> _EXERCISE DATA_:
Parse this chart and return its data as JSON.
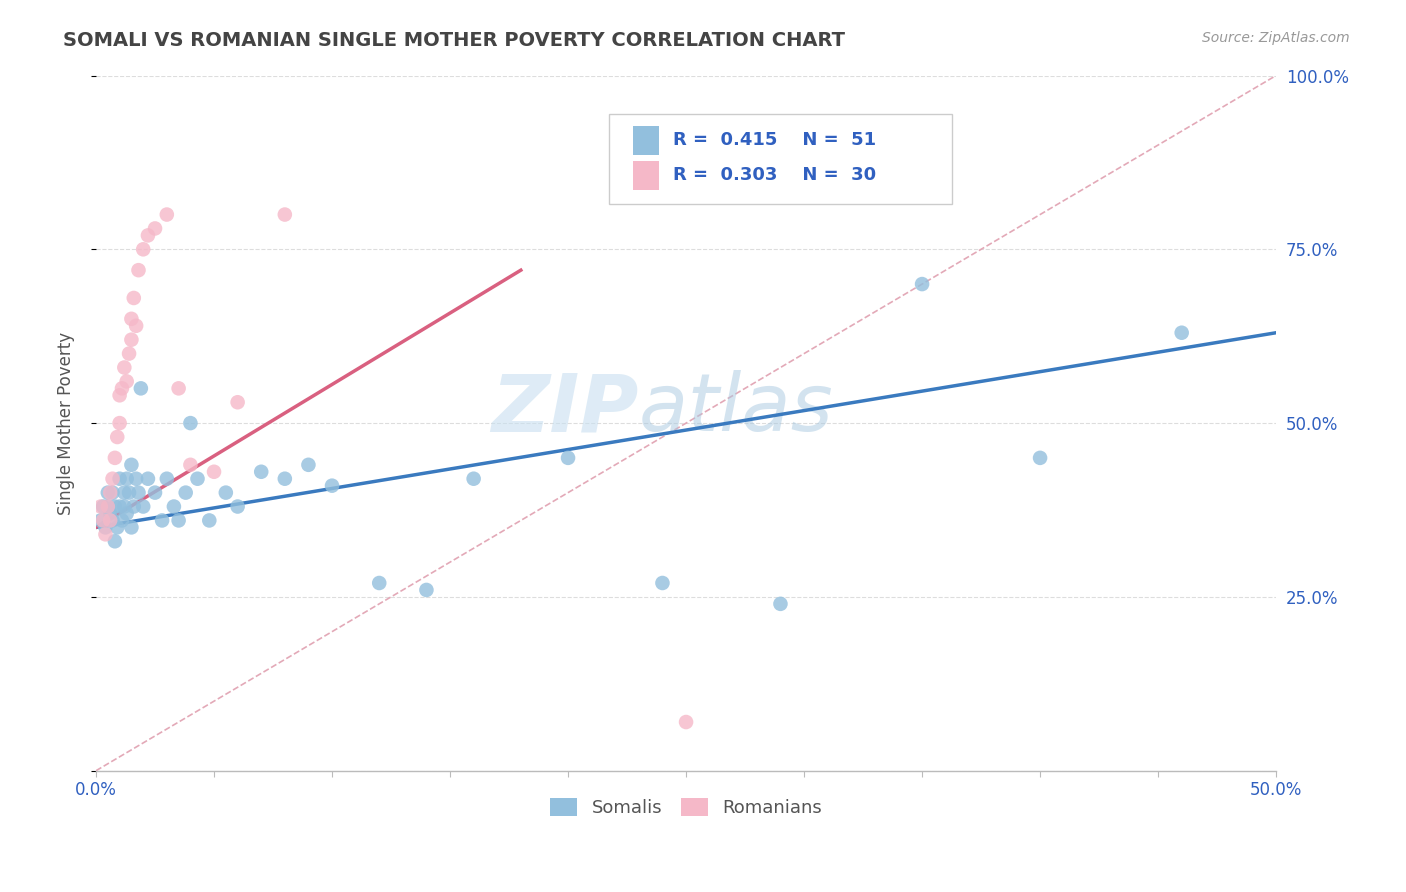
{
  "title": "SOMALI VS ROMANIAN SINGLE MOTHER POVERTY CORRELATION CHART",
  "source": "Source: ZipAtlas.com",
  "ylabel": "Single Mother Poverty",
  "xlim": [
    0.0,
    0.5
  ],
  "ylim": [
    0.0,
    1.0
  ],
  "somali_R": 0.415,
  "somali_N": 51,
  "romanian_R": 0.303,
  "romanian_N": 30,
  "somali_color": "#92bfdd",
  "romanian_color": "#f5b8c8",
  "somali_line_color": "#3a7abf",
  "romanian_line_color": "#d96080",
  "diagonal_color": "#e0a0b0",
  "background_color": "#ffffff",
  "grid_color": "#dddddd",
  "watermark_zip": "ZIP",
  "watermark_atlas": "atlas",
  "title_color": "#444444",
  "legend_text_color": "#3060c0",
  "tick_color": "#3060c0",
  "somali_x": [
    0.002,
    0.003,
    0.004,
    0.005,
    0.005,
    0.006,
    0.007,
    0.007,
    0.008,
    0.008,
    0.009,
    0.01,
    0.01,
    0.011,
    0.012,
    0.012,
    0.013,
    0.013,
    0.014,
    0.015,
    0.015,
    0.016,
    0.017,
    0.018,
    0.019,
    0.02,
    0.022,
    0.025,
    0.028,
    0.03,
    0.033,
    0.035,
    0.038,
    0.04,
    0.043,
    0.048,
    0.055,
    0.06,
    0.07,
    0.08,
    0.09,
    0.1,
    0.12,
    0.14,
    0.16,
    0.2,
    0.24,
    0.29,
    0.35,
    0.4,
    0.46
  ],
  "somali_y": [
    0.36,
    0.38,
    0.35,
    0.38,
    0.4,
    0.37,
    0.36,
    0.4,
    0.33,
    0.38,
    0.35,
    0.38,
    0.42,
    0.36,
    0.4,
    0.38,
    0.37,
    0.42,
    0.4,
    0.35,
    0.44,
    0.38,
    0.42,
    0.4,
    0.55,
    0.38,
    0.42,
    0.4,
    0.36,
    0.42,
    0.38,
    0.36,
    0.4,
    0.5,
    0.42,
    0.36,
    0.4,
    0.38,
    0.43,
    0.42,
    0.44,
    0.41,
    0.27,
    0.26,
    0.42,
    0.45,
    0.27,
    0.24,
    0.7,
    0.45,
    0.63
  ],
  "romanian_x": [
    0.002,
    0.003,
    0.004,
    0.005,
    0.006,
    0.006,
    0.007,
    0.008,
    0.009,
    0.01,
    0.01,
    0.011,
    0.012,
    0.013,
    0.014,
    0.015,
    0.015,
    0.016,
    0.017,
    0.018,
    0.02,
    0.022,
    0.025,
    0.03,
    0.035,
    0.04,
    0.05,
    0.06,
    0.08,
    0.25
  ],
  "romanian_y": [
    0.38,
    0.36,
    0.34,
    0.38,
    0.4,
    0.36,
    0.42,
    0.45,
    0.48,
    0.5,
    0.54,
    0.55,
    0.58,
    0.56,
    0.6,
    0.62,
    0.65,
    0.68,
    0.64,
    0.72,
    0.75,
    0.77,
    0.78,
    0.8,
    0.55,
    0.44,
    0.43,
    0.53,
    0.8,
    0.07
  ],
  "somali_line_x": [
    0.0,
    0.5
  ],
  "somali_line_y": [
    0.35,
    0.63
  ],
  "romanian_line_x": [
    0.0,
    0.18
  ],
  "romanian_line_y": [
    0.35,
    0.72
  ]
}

> _PROBLEM DETAILS_: Leave out all images, then reproduce the entries above exactly.

> _WORKED SOLUTION_:
Parse this chart and return its data as JSON.
{
  "title": "SOMALI VS ROMANIAN SINGLE MOTHER POVERTY CORRELATION CHART",
  "source": "Source: ZipAtlas.com",
  "ylabel": "Single Mother Poverty",
  "xlim": [
    0.0,
    0.5
  ],
  "ylim": [
    0.0,
    1.0
  ],
  "somali_R": 0.415,
  "somali_N": 51,
  "romanian_R": 0.303,
  "romanian_N": 30,
  "somali_color": "#92bfdd",
  "romanian_color": "#f5b8c8",
  "somali_line_color": "#3a7abf",
  "romanian_line_color": "#d96080",
  "diagonal_color": "#e0a0b0",
  "background_color": "#ffffff",
  "grid_color": "#dddddd",
  "watermark_zip": "ZIP",
  "watermark_atlas": "atlas",
  "title_color": "#444444",
  "legend_text_color": "#3060c0",
  "tick_color": "#3060c0",
  "somali_x": [
    0.002,
    0.003,
    0.004,
    0.005,
    0.005,
    0.006,
    0.007,
    0.007,
    0.008,
    0.008,
    0.009,
    0.01,
    0.01,
    0.011,
    0.012,
    0.012,
    0.013,
    0.013,
    0.014,
    0.015,
    0.015,
    0.016,
    0.017,
    0.018,
    0.019,
    0.02,
    0.022,
    0.025,
    0.028,
    0.03,
    0.033,
    0.035,
    0.038,
    0.04,
    0.043,
    0.048,
    0.055,
    0.06,
    0.07,
    0.08,
    0.09,
    0.1,
    0.12,
    0.14,
    0.16,
    0.2,
    0.24,
    0.29,
    0.35,
    0.4,
    0.46
  ],
  "somali_y": [
    0.36,
    0.38,
    0.35,
    0.38,
    0.4,
    0.37,
    0.36,
    0.4,
    0.33,
    0.38,
    0.35,
    0.38,
    0.42,
    0.36,
    0.4,
    0.38,
    0.37,
    0.42,
    0.4,
    0.35,
    0.44,
    0.38,
    0.42,
    0.4,
    0.55,
    0.38,
    0.42,
    0.4,
    0.36,
    0.42,
    0.38,
    0.36,
    0.4,
    0.5,
    0.42,
    0.36,
    0.4,
    0.38,
    0.43,
    0.42,
    0.44,
    0.41,
    0.27,
    0.26,
    0.42,
    0.45,
    0.27,
    0.24,
    0.7,
    0.45,
    0.63
  ],
  "romanian_x": [
    0.002,
    0.003,
    0.004,
    0.005,
    0.006,
    0.006,
    0.007,
    0.008,
    0.009,
    0.01,
    0.01,
    0.011,
    0.012,
    0.013,
    0.014,
    0.015,
    0.015,
    0.016,
    0.017,
    0.018,
    0.02,
    0.022,
    0.025,
    0.03,
    0.035,
    0.04,
    0.05,
    0.06,
    0.08,
    0.25
  ],
  "romanian_y": [
    0.38,
    0.36,
    0.34,
    0.38,
    0.4,
    0.36,
    0.42,
    0.45,
    0.48,
    0.5,
    0.54,
    0.55,
    0.58,
    0.56,
    0.6,
    0.62,
    0.65,
    0.68,
    0.64,
    0.72,
    0.75,
    0.77,
    0.78,
    0.8,
    0.55,
    0.44,
    0.43,
    0.53,
    0.8,
    0.07
  ],
  "somali_line_x": [
    0.0,
    0.5
  ],
  "somali_line_y": [
    0.35,
    0.63
  ],
  "romanian_line_x": [
    0.0,
    0.18
  ],
  "romanian_line_y": [
    0.35,
    0.72
  ]
}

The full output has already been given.